What is asked =>
For each line that holds "void", copy the line out.

Input records =>
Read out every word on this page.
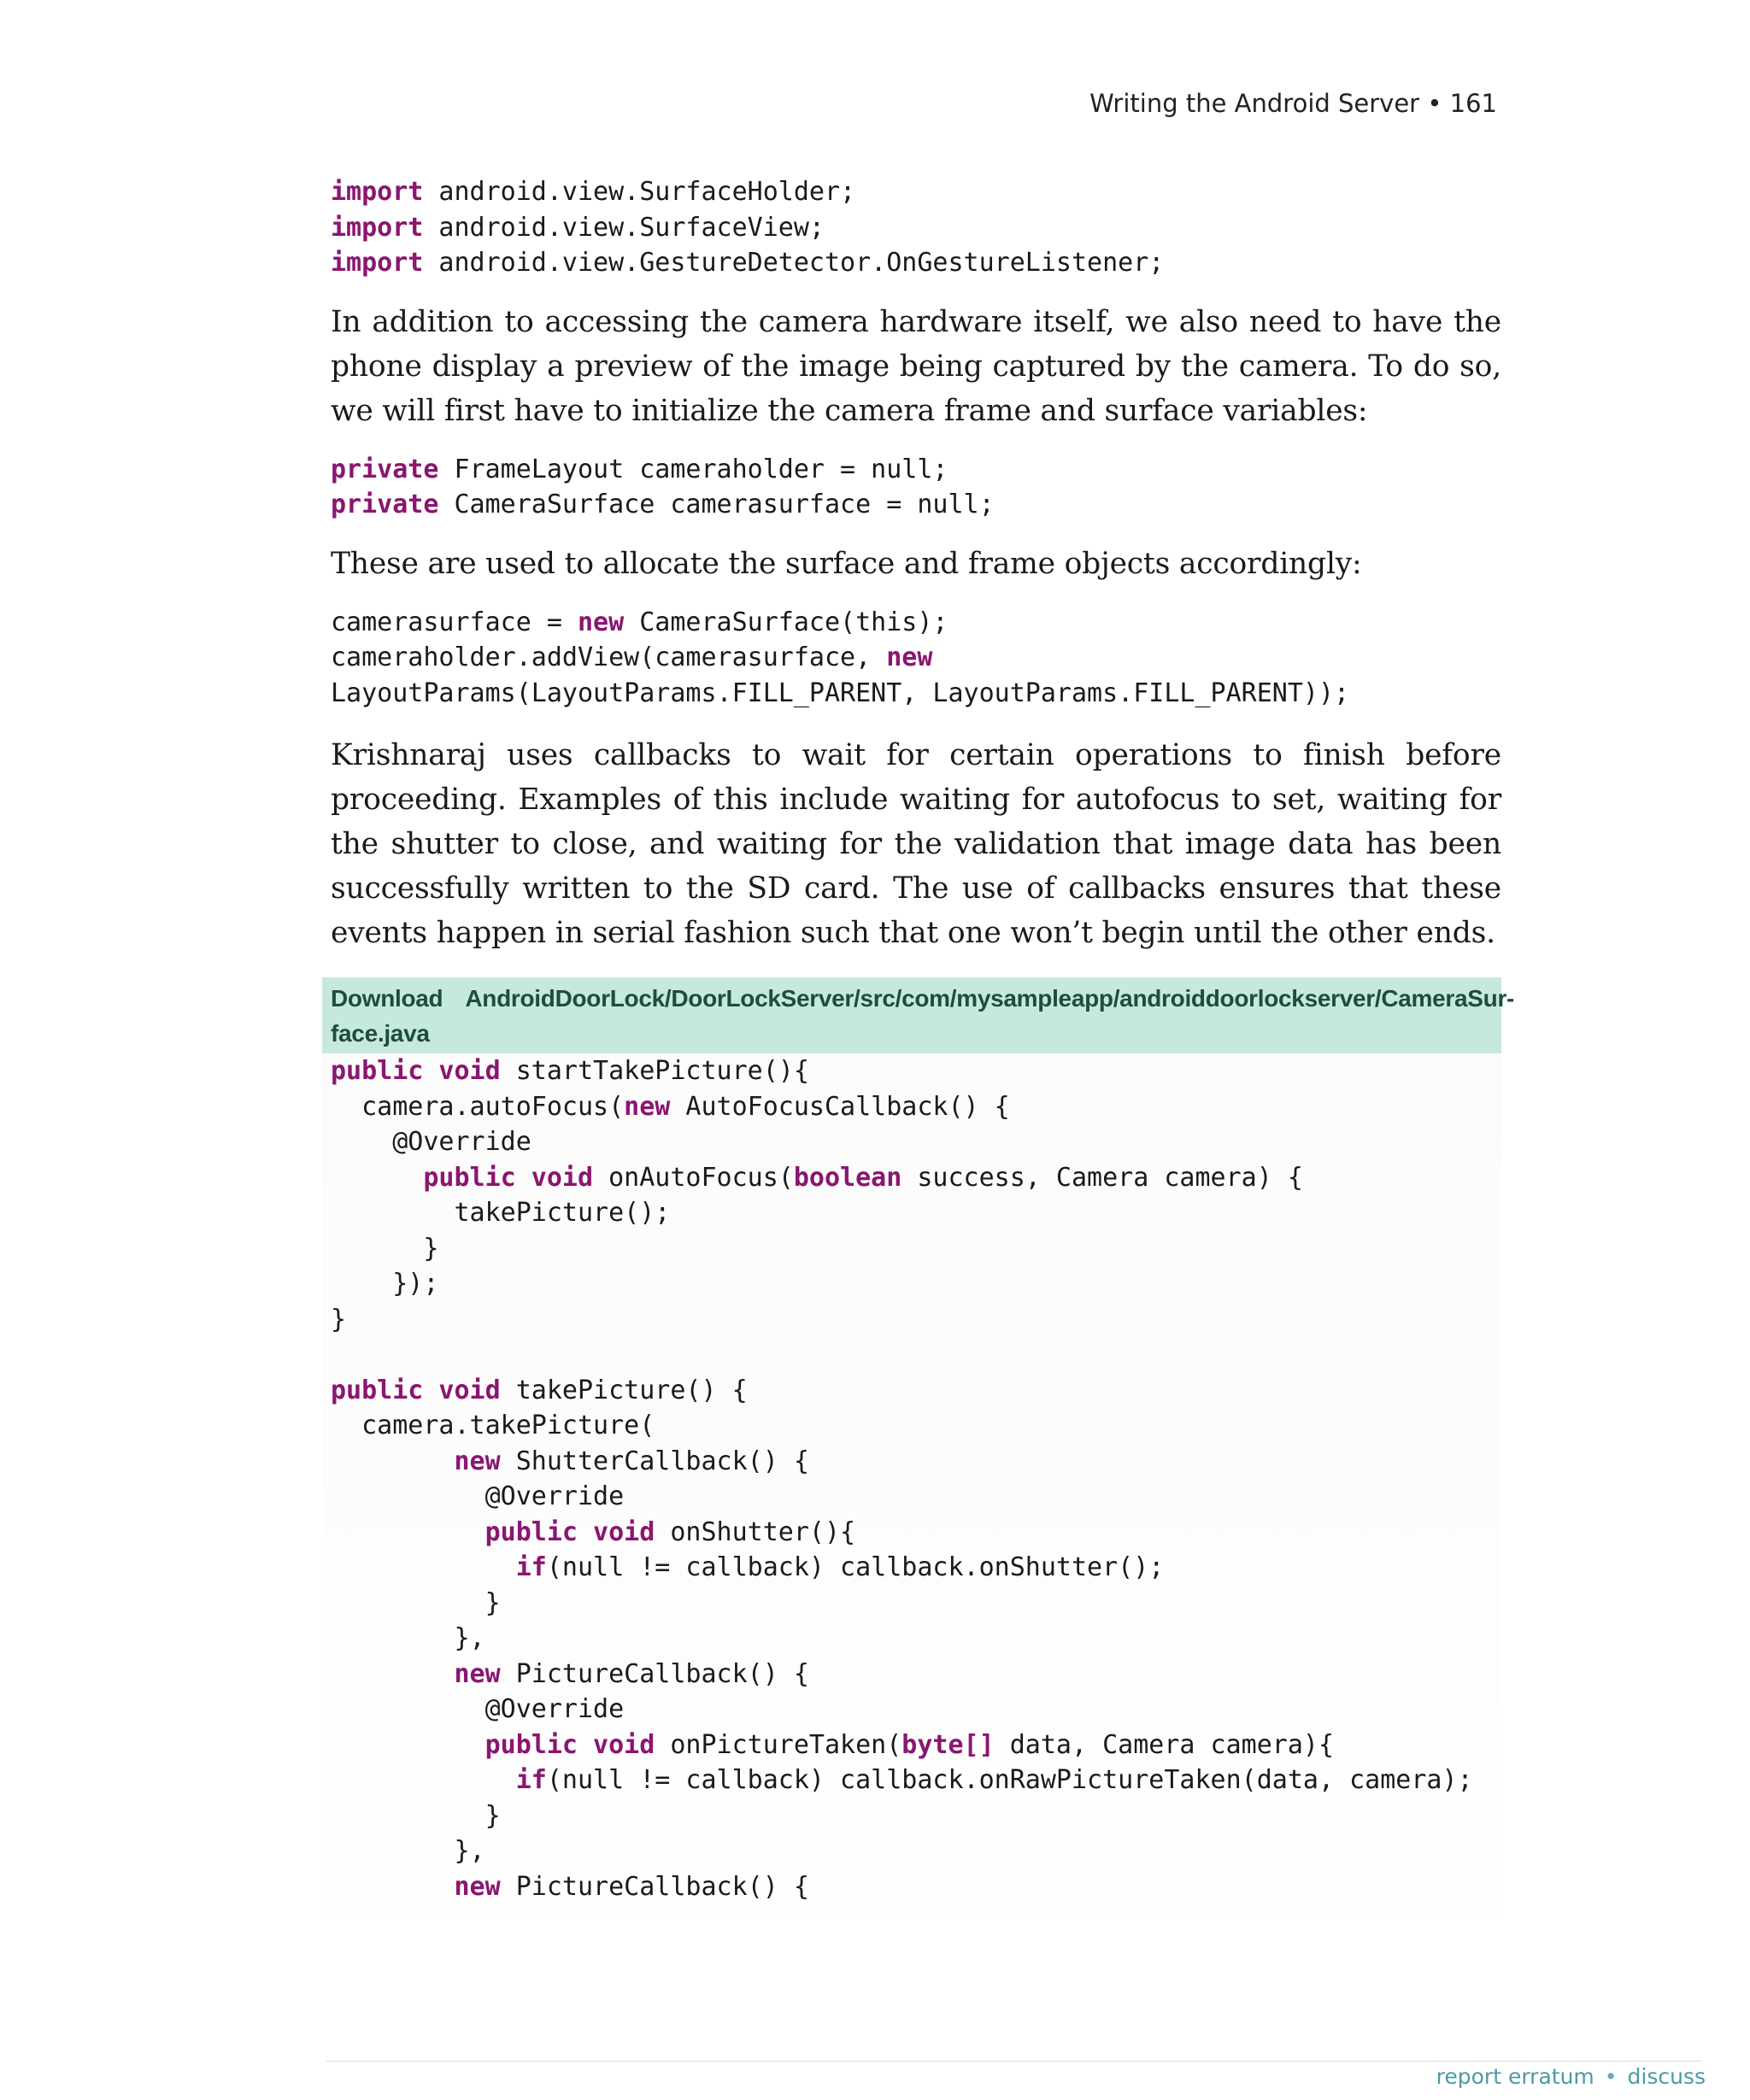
Writing the Android Server • 161
import android.view.SurfaceHolder;
import android.view.SurfaceView;
import android.view.GestureDetector.OnGestureListener;

In addition to accessing the camera hardware itself, we also need to have the phone display a preview of the image being captured by the camera. To do so, we will first have to initialize the camera frame and surface variables:

private FrameLayout cameraholder = null;
private CameraSurface camerasurface = null;

These are used to allocate the surface and frame objects accordingly:

camerasurface = new CameraSurface(this);
cameraholder.addView(camerasurface, new
LayoutParams(LayoutParams.FILL_PARENT, LayoutParams.FILL_PARENT));

Krishnaraj uses callbacks to wait for certain operations to finish before proceeding. Examples of this include waiting for autofocus to set, waiting for the shutter to close, and waiting for the validation that image data has been successfully written to the SD card. The use of callbacks ensures that these events happen in serial fashion such that one won’t begin until the other ends.

Download AndroidDoorLock/DoorLockServer/src/com/mysampleapp/androiddoorlockserver/CameraSur- face.java
public void startTakePicture(){
camera.autoFocus(new AutoFocusCallback() {
@Override
public void onAutoFocus(boolean success, Camera camera) {
takePicture();
}
});
}

public void takePicture() {
camera.takePicture(
new ShutterCallback() {
@Override
public void onShutter(){
if(null != callback) callback.onShutter();
}
},
new PictureCallback() {
@Override
public void onPictureTaken(byte[] data, Camera camera){
if(null != callback) callback.onRawPictureTaken(data, camera);
}
},
new PictureCallback() {
report erratum • discuss
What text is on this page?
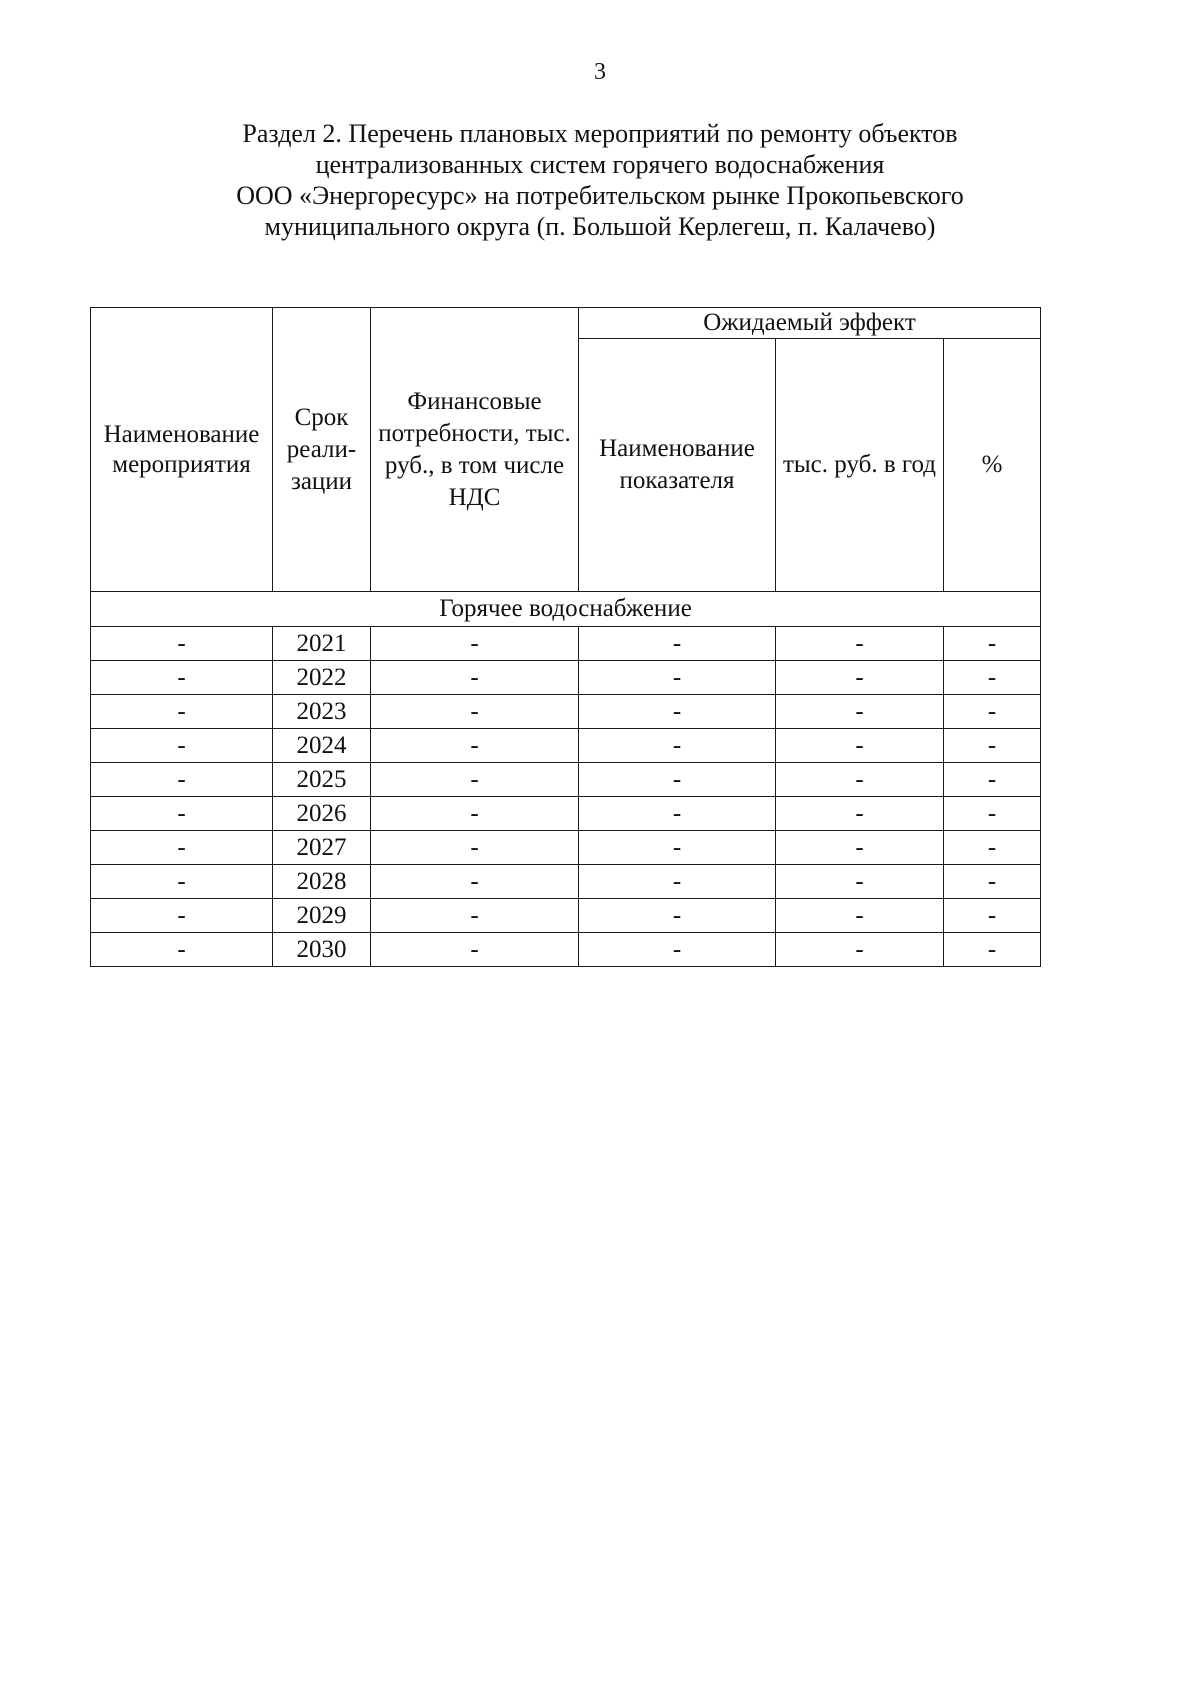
3
Раздел 2. Перечень плановых мероприятий по ремонту объектов
централизованных систем горячего водоснабжения
ООО «Энергоресурс» на потребительском рынке Прокопьевского
муниципального округа (п. Большой Керлегеш, п. Калачево)
Наименование мероприятия	Срок реали-зации	Финансовые потребности, тыс. руб., в том числе НДС	Ожидаемый эффект		
			Наименование показателя	тыс. руб. в год	%
Горячее водоснабжение					
-	2021	-	-	-	-
-	2022	-	-	-	-
-	2023	-	-	-	-
-	2024	-	-	-	-
-	2025	-	-	-	-
-	2026	-	-	-	-
-	2027	-	-	-	-
-	2028	-	-	-	-
-	2029	-	-	-	-
-	2030	-	-	-	-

Output below =>
public void startTakePicture(){
public void onAutoFocus(boolean success, Camera camera) {
public void takePicture() {
public void onShutter(){
public void onPictureTaken(byte[] data, Camera camera){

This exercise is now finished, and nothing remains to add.